Aleppo yang sebelumnya merupakan kota terbesar di Suriah, adalah tempat tinggal bagi hampir empat juta jiwa. Namun, ratusan ribu orang telah pergi dari sana.
Di segenap penjuru Suriah, jutaan orang lainnya juga melakukan hal serupa selama perang tujuh tahun yang brutal. Lebih dari 400.000 orang tewas, dan PBB menuduh tentara Assad menggunakan senjata kimia untuk membunuh puluhan orang.
Garman dan keluarganya melarikan diri ke pedesaan sekitar tiga tahun yang lalu.
“Kami dirampok oleh kelompok bersenjata,” ujar Saleh, suami Amira, merujuk kepada pejuang antipemerintah. Banyak dari mereka adalah tetangganya. Saleh dipenjara selama setahun setelah kelompok oposisi menemukan foto presiden sebelumnya, yaitu ayah Assad, di rumahnya. Pada Desember 2016, tentara merebut sebagian kota. Setahun kemudian, sekitar 300.000 penduduk kembali ke sana.
Pada suatu Jumat sore di Lapangan Saadallah al Jabiri, sejumlah keluarga makan gulali dan bercengkerama di sekitar huruf raksasa warna-warni membentuk tulisan “I Ψ ALEPPO,” yang dipasang tahun silam untuk Hari Pariwisata Sedunia. Pengunjung dari berbagai penjuru dunia biasanya berduyun-duyun ke sini. Sebuah spanduk koyak di bangunan rusak bertuliskan: “Aleppo adalah kotamu dan memerlukanmu untuk mempertahankannya.”

__Soal Tertulis__
Bisakah Anda mengulangi kata demi kata bagian kutipan tentang Aleppo, mulai dari kata-kata yang memuat "Di segenap penjuru" dan berhenti setelah "tahun yang lalu."? Materi berikut tidak diperlukan untuk pengerjaan.

__Materi yang Disediakan__
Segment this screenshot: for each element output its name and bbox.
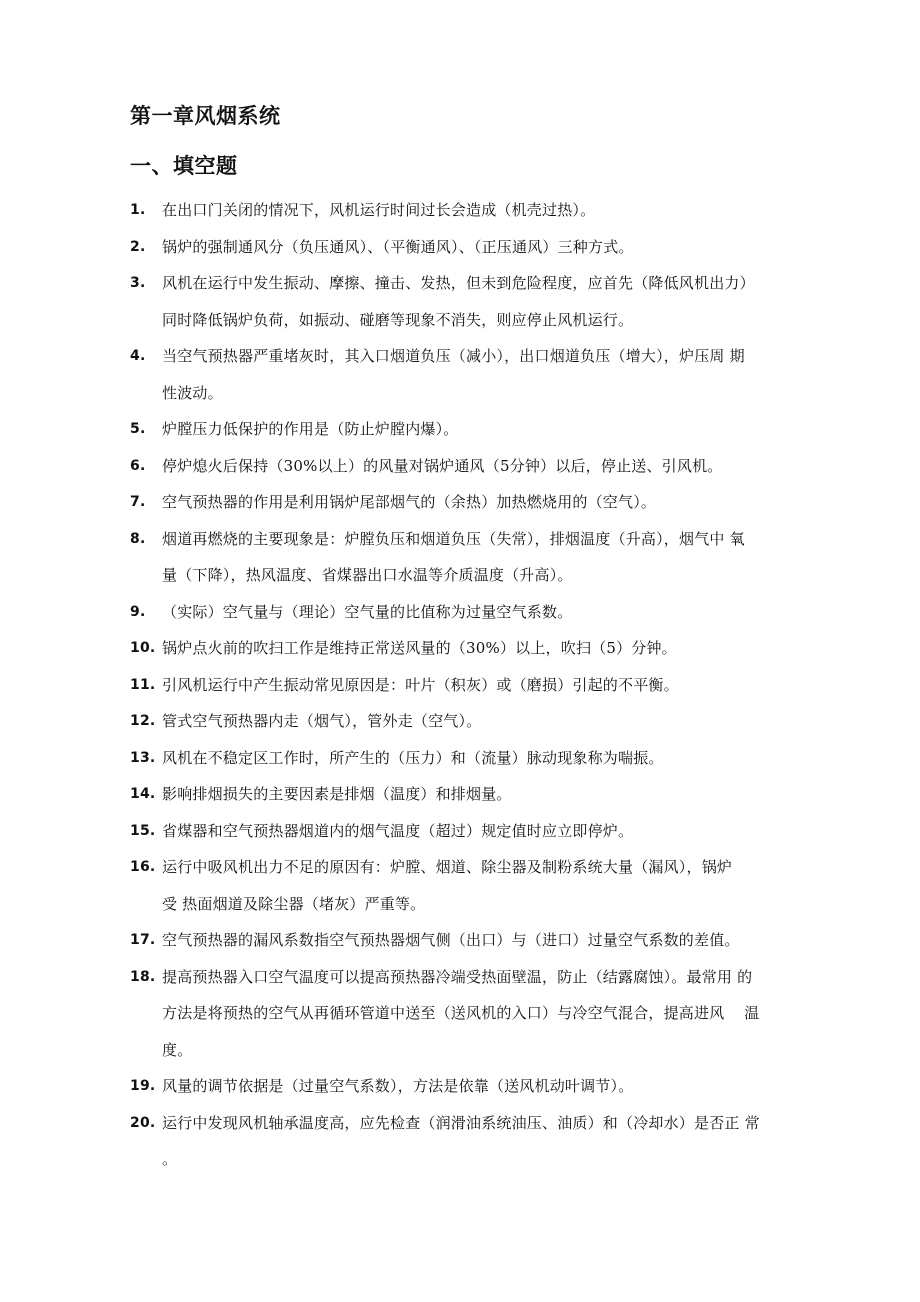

__Jawaban Latihan Ini__
Di segenap penjuru Suriah, jutaan orang lainnya juga melakukan hal serupa selama perang tujuh tahun yang brutal. Lebih dari 400.000 orang tewas, dan PBB menuduh tentara Assad menggunakan senjata kimia untuk membunuh puluhan orang.
Garman dan keluarganya melarikan diri ke pedesaan sekitar tiga tahun yang lalu.